Supplied entries
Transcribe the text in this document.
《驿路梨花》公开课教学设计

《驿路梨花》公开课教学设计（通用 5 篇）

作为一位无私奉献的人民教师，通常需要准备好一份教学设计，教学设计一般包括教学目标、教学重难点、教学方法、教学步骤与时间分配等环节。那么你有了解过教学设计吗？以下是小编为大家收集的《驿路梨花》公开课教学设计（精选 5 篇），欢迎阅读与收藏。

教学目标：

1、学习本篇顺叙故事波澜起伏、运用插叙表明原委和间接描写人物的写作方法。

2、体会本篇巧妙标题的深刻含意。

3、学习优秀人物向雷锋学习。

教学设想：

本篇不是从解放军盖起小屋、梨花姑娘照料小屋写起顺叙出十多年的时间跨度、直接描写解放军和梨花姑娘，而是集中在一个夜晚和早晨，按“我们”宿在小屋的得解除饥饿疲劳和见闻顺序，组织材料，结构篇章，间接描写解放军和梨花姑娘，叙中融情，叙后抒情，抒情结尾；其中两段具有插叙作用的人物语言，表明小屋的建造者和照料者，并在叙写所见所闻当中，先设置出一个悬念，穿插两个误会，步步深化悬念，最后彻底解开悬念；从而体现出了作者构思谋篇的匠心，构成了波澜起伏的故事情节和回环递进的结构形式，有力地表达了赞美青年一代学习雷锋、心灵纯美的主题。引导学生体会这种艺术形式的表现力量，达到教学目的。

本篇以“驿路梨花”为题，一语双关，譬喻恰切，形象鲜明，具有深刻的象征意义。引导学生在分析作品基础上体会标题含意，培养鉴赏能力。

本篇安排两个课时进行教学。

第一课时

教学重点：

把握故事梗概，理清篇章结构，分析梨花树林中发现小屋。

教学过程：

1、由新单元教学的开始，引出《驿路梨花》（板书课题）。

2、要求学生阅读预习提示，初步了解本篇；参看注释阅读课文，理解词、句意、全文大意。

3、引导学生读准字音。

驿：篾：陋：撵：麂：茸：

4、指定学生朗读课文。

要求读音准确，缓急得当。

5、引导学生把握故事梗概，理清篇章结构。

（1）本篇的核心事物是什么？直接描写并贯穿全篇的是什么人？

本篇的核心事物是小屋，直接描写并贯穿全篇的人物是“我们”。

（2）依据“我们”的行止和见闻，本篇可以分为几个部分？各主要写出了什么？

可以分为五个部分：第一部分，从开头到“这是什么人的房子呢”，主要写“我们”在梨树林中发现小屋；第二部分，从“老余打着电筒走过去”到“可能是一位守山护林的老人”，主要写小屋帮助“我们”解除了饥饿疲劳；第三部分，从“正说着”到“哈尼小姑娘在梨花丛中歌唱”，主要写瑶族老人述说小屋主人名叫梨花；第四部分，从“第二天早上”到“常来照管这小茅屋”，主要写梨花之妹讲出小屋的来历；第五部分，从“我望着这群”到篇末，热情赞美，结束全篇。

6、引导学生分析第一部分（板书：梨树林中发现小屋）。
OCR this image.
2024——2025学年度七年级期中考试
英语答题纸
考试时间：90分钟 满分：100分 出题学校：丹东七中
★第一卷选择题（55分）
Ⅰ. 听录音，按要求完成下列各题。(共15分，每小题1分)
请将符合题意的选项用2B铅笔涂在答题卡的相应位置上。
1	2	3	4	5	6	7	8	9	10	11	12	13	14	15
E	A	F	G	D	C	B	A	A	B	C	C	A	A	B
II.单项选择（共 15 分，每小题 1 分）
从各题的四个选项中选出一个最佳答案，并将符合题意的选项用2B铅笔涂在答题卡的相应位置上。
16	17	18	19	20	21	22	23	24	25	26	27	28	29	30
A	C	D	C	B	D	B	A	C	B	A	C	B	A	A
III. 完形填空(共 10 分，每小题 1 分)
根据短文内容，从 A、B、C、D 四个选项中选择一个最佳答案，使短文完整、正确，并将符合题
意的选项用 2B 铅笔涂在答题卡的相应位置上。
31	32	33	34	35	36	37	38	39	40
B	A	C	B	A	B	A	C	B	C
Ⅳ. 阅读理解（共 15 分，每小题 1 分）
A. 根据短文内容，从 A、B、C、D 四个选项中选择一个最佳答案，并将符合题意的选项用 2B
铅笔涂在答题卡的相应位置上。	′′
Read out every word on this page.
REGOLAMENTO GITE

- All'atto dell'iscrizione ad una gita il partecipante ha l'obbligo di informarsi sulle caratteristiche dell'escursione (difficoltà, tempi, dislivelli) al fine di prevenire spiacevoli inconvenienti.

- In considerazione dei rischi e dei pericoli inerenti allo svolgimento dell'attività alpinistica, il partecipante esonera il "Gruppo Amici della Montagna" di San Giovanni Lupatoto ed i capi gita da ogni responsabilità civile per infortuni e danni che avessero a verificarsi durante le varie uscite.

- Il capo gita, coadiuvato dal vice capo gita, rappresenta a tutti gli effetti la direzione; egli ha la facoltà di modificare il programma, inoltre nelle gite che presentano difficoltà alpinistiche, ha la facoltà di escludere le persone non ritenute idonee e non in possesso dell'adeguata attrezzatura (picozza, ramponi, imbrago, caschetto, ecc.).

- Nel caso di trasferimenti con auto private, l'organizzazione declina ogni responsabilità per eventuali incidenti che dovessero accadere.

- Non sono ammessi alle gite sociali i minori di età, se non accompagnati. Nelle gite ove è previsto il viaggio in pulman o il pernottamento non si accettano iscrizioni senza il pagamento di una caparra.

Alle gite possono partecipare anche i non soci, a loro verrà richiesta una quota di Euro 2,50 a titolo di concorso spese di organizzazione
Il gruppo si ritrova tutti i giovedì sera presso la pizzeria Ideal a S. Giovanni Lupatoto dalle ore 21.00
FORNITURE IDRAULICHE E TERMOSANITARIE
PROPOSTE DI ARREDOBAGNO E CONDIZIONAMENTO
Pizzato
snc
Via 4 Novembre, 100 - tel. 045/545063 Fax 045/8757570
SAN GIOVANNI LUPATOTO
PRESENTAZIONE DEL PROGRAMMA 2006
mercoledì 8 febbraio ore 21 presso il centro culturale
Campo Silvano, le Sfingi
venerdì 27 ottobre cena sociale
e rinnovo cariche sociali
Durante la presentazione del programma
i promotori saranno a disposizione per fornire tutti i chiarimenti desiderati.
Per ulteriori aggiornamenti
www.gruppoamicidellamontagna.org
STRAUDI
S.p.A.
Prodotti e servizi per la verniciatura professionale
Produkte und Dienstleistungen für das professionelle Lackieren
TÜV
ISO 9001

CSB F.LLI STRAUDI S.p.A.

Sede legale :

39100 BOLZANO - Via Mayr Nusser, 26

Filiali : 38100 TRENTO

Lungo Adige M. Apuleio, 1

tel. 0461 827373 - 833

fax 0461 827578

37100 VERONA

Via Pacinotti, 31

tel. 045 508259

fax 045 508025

What the task requires
Take the data above and return it exactly.

Complete response
Transcribe the text in this document.
《驿路梨花》公开课教学设计

《驿路梨花》公开课教学设计（通用 5 篇）

作为一位无私奉献的人民教师，通常需要准备好一份教学设计，教学设计一般包括教学目标、教学重难点、教学方法、教学步骤与时间分配等环节。那么你有了解过教学设计吗？以下是小编为大家收集的《驿路梨花》公开课教学设计（精选 5 篇），欢迎阅读与收藏。

教学目标：

1、学习本篇顺叙故事波澜起伏、运用插叙表明原委和间接描写人物的写作方法。

2、体会本篇巧妙标题的深刻含意。

3、学习优秀人物向雷锋学习。

教学设想：

本篇不是从解放军盖起小屋、梨花姑娘照料小屋写起顺叙出十多年的时间跨度、直接描写解放军和梨花姑娘，而是集中在一个夜晚和早晨，按“我们”宿在小屋的得解除饥饿疲劳和见闻顺序，组织材料，结构篇章，间接描写解放军和梨花姑娘，叙中融情，叙后抒情，抒情结尾；其中两段具有插叙作用的人物语言，表明小屋的建造者和照料者，并在叙写所见所闻当中，先设置出一个悬念，穿插两个误会，步步深化悬念，最后彻底解开悬念；从而体现出了作者构思谋篇的匠心，构成了波澜起伏的故事情节和回环递进的结构形式，有力地表达了赞美青年一代学习雷锋、心灵纯美的主题。引导学生体会这种艺术形式的表现力量，达到教学目的。

本篇以“驿路梨花”为题，一语双关，譬喻恰切，形象鲜明，具有深刻的象征意义。引导学生在分析作品基础上体会标题含意，培养鉴赏能力。

本篇安排两个课时进行教学。

第一课时

教学重点：

把握故事梗概，理清篇章结构，分析梨花树林中发现小屋。

教学过程：

1、由新单元教学的开始，引出《驿路梨花》（板书课题）。

2、要求学生阅读预习提示，初步了解本篇；参看注释阅读课文，理解词、句意、全文大意。

3、引导学生读准字音。

驿：篾：陋：撵：麂：茸：

4、指定学生朗读课文。

要求读音准确，缓急得当。

5、引导学生把握故事梗概，理清篇章结构。

（1）本篇的核心事物是什么？直接描写并贯穿全篇的是什么人？

本篇的核心事物是小屋，直接描写并贯穿全篇的人物是“我们”。

（2）依据“我们”的行止和见闻，本篇可以分为几个部分？各主要写出了什么？

可以分为五个部分：第一部分，从开头到“这是什么人的房子呢”，主要写“我们”在梨树林中发现小屋；第二部分，从“老余打着电筒走过去”到“可能是一位守山护林的老人”，主要写小屋帮助“我们”解除了饥饿疲劳；第三部分，从“正说着”到“哈尼小姑娘在梨花丛中歌唱”，主要写瑶族老人述说小屋主人名叫梨花；第四部分，从“第二天早上”到“常来照管这小茅屋”，主要写梨花之妹讲出小屋的来历；第五部分，从“我望着这群”到篇末，热情赞美，结束全篇。

6、引导学生分析第一部分（板书：梨树林中发现小屋）。
OCR this image.
2024——2025学年度七年级期中考试
英语答题纸
考试时间：90分钟 满分：100分 出题学校：丹东七中
★第一卷选择题（55分）
Ⅰ. 听录音，按要求完成下列各题。(共15分，每小题1分)
请将符合题意的选项用2B铅笔涂在答题卡的相应位置上。
1	2	3	4	5	6	7	8	9	10	11	12	13	14	15
E	A	F	G	D	C	B	A	A	B	C	C	A	A	B
II.单项选择（共 15 分，每小题 1 分）
从各题的四个选项中选出一个最佳答案，并将符合题意的选项用2B铅笔涂在答题卡的相应位置上。
16	17	18	19	20	21	22	23	24	25	26	27	28	29	30
A	C	D	C	B	D	B	A	C	B	A	C	B	A	A
III. 完形填空(共 10 分，每小题 1 分)
根据短文内容，从 A、B、C、D 四个选项中选择一个最佳答案，使短文完整、正确，并将符合题
意的选项用 2B 铅笔涂在答题卡的相应位置上。
31	32	33	34	35	36	37	38	39	40
B	A	C	B	A	B	A	C	B	C
Ⅳ. 阅读理解（共 15 分，每小题 1 分）
A. 根据短文内容，从 A、B、C、D 四个选项中选择一个最佳答案，并将符合题意的选项用 2B
铅笔涂在答题卡的相应位置上。	′′
Read out every word on this page.
REGOLAMENTO GITE

- All'atto dell'iscrizione ad una gita il partecipante ha l'obbligo di informarsi sulle caratteristiche dell'escursione (difficoltà, tempi, dislivelli) al fine di prevenire spiacevoli inconvenienti.

- In considerazione dei rischi e dei pericoli inerenti allo svolgimento dell'attività alpinistica, il partecipante esonera il "Gruppo Amici della Montagna" di San Giovanni Lupatoto ed i capi gita da ogni responsabilità civile per infortuni e danni che avessero a verificarsi durante le varie uscite.

- Il capo gita, coadiuvato dal vice capo gita, rappresenta a tutti gli effetti la direzione; egli ha la facoltà di modificare il programma, inoltre nelle gite che presentano difficoltà alpinistiche, ha la facoltà di escludere le persone non ritenute idonee e non in possesso dell'adeguata attrezzatura (picozza, ramponi, imbrago, caschetto, ecc.).

- Nel caso di trasferimenti con auto private, l'organizzazione declina ogni responsabilità per eventuali incidenti che dovessero accadere.

- Non sono ammessi alle gite sociali i minori di età, se non accompagnati. Nelle gite ove è previsto il viaggio in pulman o il pernottamento non si accettano iscrizioni senza il pagamento di una caparra.

Alle gite possono partecipare anche i non soci, a loro verrà richiesta una quota di Euro 2,50 a titolo di concorso spese di organizzazione
Il gruppo si ritrova tutti i giovedì sera presso la pizzeria Ideal a S. Giovanni Lupatoto dalle ore 21.00
FORNITURE IDRAULICHE E TERMOSANITARIE
PROPOSTE DI ARREDOBAGNO E CONDIZIONAMENTO
Pizzato
snc
Via 4 Novembre, 100 - tel. 045/545063 Fax 045/8757570
SAN GIOVANNI LUPATOTO
PRESENTAZIONE DEL PROGRAMMA 2006
mercoledì 8 febbraio ore 21 presso il centro culturale
Campo Silvano, le Sfingi
venerdì 27 ottobre cena sociale
e rinnovo cariche sociali
Durante la presentazione del programma
i promotori saranno a disposizione per fornire tutti i chiarimenti desiderati.
Per ulteriori aggiornamenti
www.gruppoamicidellamontagna.org
STRAUDI
S.p.A.
Prodotti e servizi per la verniciatura professionale
Produkte und Dienstleistungen für das professionelle Lackieren
TÜV
ISO 9001

CSB F.LLI STRAUDI S.p.A.

Sede legale :

39100 BOLZANO - Via Mayr Nusser, 26

Filiali : 38100 TRENTO

Lungo Adige M. Apuleio, 1

tel. 0461 827373 - 833

fax 0461 827578

37100 VERONA

Via Pacinotti, 31

tel. 045 508259

fax 045 508025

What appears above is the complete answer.